Decide whether each statement agrees with the tool steel passage below. For each, answer yes or no and quote the passage's deciding words. 1. The precompact is heated to a temperature lower than the one used to form it. 2. The atomized particles may be nitrogen gas-atomized. 3. The container must be outgassed before the particles are pressed into a precompact.

» **Given passage**
— Begin —

Field of the Invention
[0001] The invention relates to a method for producing compacted, fully-dense articles from
atomized, tool steel alloy particles by isostatic pressing at elevated temperatures.
Brief Description of the Prior Art
[0002] In the production of powder-metallurgy produced tool steel alloys by hot isostatic
compaction, it is necessary to employ sophisticated, expensive melting practices,
such as vacuum melting, to limit the quantity of non-metallic constituents, such as
oxides and sulfides to ensure attainment of desired properties, such as bend-fracture
strength, with respect to tool steel articles made from these alloys. Practices used
in addition to vacuum melting to limit the non-metallic content of the steel include
using a tundish or like practices to remove non-metallics prior to atomization of
the molten steel to form the alloy particles for compacting, and close control of
the starting materials to ensure a low non-metallic content therein. These practices,
as well as vacuum melting, add considerably to the overall manufacturing costs for
articles of this type.
SUMMARY OF THE INVENTION
[0003] It is accordingly an object of the present invention to provide a method for producing
compacted, fully-dense articles from atomized tool steel alloy particles that achieve
final, compacted articles of reduced oxide content without resorting to the expensive
prior art practices used for this purpose.
[0004] In accordance with the invention, a method is provided for producing compacted, fully-dense
articles from atomized tool steel alloy particles that includes placing the atomized
particles in an evacuated deformable container, sealing the container and isostatically
pressing the particles within the sealed container at an elevated temperature to form
a precompact. The elevated temperature may be up to 1800°F or 1600°F. This pressing
may be performed in the absence of prior outgassing of the powder-filled container.
The precompact is heated to a temperature above the elevated temperature used to produce
this precompact and is then isostatically pressed to produce the fully-dense article.
The fully-dense article may have a minimum bend fracture strength of 500 ksi after
hot working.
[0005] The heating of the particles to elevated temperature and/or the heating of the precompact
may be performed outside of the autoclave that is used for the isostatic pressing.
[0006] The atomized tool steel alloy particles may be gas-atomized particles which may be
nitrogen gas-atomized particles.

— End —

» **Stored records**

— Begin —

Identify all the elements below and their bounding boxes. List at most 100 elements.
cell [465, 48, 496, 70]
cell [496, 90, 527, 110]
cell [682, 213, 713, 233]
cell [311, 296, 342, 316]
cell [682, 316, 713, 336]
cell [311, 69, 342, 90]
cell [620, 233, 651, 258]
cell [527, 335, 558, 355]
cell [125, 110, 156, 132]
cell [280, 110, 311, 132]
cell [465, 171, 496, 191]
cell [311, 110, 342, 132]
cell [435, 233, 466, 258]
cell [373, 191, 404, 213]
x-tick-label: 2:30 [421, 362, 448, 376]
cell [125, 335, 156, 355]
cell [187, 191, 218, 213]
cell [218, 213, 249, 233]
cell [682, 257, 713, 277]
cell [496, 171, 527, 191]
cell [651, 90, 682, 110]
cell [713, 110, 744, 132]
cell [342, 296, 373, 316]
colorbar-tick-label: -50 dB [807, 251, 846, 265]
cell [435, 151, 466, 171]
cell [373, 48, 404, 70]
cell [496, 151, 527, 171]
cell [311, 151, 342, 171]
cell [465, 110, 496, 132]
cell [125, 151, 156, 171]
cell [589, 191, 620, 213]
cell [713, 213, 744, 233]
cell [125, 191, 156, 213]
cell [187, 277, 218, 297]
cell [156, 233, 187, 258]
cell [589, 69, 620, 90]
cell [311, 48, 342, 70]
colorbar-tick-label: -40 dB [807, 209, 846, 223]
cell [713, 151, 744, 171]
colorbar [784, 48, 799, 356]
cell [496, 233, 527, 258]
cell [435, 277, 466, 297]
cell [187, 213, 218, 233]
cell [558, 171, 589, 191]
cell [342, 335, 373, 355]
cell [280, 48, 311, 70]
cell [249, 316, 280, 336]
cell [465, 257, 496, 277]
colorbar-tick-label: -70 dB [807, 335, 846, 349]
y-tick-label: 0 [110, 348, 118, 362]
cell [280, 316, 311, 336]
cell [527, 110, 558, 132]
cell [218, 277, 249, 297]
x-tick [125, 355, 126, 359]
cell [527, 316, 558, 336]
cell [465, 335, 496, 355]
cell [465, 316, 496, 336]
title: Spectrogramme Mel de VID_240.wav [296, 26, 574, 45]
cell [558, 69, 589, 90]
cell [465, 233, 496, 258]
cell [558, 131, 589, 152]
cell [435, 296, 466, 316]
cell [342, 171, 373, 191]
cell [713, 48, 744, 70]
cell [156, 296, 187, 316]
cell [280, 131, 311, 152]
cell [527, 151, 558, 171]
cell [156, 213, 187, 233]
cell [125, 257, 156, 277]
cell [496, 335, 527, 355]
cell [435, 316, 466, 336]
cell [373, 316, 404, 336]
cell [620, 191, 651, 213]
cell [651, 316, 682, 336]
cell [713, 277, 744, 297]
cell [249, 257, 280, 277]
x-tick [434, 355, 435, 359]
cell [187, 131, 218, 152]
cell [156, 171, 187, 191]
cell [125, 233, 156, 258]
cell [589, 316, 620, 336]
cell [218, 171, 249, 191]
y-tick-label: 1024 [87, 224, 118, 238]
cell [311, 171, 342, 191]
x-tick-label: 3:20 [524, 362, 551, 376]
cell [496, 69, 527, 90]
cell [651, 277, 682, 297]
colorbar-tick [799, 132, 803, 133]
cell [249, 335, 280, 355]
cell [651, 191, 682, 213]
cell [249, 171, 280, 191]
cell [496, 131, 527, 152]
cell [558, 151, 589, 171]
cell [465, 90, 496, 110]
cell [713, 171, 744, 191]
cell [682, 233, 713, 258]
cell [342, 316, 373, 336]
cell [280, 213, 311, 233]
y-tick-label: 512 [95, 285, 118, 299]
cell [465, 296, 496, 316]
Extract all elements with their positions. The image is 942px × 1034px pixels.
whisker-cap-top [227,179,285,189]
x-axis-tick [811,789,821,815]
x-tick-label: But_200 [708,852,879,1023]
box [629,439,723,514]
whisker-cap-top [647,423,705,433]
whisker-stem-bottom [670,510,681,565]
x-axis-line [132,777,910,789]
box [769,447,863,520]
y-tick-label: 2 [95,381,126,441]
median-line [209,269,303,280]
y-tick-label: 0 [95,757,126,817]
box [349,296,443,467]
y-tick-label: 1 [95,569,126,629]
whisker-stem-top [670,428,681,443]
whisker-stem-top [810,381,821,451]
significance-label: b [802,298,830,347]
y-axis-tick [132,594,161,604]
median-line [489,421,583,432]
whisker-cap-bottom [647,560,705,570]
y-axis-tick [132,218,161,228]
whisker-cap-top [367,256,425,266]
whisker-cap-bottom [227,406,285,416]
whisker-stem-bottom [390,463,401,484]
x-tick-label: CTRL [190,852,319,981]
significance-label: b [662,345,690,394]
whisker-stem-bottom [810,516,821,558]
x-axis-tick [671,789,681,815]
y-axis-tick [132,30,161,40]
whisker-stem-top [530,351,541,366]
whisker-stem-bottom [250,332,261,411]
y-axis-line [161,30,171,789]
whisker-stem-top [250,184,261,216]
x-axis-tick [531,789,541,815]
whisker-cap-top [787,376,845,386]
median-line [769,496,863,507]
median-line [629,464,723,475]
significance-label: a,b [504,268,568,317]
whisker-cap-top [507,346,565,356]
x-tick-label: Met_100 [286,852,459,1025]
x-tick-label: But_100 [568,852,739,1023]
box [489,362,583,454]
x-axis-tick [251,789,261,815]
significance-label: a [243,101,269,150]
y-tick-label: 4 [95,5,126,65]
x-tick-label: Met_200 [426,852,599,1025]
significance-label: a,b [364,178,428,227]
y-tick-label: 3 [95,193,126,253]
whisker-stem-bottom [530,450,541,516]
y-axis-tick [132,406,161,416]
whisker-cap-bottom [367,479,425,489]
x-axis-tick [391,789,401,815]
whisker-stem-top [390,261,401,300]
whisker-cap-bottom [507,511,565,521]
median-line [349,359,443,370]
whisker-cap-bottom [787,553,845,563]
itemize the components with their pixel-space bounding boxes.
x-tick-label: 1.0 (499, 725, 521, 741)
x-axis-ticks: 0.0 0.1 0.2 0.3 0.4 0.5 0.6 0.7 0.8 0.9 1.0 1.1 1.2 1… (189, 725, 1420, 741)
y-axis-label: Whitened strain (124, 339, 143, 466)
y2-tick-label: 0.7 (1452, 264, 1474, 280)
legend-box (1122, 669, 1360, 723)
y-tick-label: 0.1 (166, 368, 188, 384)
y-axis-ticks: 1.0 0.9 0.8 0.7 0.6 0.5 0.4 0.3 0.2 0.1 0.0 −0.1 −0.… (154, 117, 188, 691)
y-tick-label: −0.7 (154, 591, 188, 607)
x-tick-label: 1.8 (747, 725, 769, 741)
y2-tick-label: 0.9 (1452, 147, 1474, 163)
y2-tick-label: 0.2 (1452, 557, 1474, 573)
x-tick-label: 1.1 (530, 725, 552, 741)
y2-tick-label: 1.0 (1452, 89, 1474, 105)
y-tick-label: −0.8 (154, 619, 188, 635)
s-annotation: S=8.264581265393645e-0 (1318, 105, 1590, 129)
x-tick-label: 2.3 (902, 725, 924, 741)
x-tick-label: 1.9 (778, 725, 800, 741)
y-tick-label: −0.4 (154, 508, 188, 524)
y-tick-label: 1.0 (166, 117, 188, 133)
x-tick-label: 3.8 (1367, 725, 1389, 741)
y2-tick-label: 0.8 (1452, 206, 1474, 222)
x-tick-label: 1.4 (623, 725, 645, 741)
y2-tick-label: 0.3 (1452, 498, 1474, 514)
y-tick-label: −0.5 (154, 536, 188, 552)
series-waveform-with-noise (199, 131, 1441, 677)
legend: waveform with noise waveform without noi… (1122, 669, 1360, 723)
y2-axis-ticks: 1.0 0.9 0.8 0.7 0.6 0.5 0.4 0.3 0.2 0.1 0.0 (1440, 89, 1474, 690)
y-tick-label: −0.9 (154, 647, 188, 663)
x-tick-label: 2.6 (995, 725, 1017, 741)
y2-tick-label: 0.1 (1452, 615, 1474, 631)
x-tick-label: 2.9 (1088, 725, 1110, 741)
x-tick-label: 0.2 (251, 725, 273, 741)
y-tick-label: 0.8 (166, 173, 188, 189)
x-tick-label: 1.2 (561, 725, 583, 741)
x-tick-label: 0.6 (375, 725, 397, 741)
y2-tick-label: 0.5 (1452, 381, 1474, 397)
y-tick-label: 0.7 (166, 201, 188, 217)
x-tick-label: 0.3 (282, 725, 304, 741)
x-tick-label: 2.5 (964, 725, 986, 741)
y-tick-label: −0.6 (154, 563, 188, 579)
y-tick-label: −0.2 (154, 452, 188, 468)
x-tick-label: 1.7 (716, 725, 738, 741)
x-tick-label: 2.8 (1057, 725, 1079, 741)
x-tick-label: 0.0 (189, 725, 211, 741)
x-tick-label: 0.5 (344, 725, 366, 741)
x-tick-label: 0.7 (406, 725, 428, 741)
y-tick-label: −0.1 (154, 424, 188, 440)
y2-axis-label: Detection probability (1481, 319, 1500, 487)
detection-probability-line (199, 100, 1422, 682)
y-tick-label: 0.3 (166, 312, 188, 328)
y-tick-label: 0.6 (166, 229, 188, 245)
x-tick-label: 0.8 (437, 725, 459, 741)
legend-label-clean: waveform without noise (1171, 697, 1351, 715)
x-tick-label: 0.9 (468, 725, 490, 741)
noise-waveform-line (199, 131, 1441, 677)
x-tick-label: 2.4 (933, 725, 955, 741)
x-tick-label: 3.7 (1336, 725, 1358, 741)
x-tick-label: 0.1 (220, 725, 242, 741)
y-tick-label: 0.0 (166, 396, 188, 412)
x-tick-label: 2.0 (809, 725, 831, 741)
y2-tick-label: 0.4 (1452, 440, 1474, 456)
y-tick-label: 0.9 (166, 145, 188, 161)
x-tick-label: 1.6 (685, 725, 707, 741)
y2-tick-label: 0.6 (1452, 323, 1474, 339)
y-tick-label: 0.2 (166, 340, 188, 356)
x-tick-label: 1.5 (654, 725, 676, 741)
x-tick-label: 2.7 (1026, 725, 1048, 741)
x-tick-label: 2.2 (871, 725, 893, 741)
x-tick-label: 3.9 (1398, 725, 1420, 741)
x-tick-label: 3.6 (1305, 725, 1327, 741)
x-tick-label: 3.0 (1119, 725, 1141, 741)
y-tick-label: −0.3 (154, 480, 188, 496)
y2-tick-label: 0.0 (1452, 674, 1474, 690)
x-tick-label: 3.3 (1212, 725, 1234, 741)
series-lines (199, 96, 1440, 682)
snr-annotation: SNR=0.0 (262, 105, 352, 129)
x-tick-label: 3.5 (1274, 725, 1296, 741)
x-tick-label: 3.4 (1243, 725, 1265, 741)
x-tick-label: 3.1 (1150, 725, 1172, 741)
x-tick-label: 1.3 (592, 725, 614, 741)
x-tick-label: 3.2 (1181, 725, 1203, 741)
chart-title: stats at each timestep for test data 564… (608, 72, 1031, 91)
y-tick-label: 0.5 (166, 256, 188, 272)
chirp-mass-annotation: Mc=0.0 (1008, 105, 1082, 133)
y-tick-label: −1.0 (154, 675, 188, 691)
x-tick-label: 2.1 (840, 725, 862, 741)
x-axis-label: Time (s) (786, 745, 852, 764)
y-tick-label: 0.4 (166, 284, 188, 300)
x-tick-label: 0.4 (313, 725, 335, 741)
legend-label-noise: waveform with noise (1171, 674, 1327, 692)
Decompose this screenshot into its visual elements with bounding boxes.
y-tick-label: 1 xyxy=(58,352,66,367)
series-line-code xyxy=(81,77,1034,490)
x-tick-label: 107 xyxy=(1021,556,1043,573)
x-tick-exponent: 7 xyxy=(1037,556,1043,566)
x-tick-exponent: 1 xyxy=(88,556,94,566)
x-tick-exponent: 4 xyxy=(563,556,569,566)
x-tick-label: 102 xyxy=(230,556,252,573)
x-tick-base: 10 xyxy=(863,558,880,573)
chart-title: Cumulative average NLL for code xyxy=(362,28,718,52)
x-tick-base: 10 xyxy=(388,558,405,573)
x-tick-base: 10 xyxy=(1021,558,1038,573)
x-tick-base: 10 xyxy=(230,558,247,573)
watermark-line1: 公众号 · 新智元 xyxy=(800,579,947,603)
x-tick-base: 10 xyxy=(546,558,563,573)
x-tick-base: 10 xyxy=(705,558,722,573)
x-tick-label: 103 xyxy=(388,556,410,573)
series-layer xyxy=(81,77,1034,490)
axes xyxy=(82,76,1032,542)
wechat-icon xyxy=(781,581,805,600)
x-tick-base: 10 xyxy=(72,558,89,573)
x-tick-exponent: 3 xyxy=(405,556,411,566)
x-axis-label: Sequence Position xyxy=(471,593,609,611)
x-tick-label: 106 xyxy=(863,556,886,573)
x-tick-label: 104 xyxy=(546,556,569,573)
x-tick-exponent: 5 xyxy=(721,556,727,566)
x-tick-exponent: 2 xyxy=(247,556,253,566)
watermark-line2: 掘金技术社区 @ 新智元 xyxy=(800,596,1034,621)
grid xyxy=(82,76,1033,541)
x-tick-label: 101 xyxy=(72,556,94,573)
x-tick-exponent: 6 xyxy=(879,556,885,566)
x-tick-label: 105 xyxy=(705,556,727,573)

— End —

» **Solution to the exercise**
1. No: "The precompact is heated to a temperature above the elevated temperature used to produce this precompact"
2. Yes: "which may be nitrogen gas-atomized particles"
3. No: "This pressing may be performed in the absence of prior outgassing of the powder-filled container."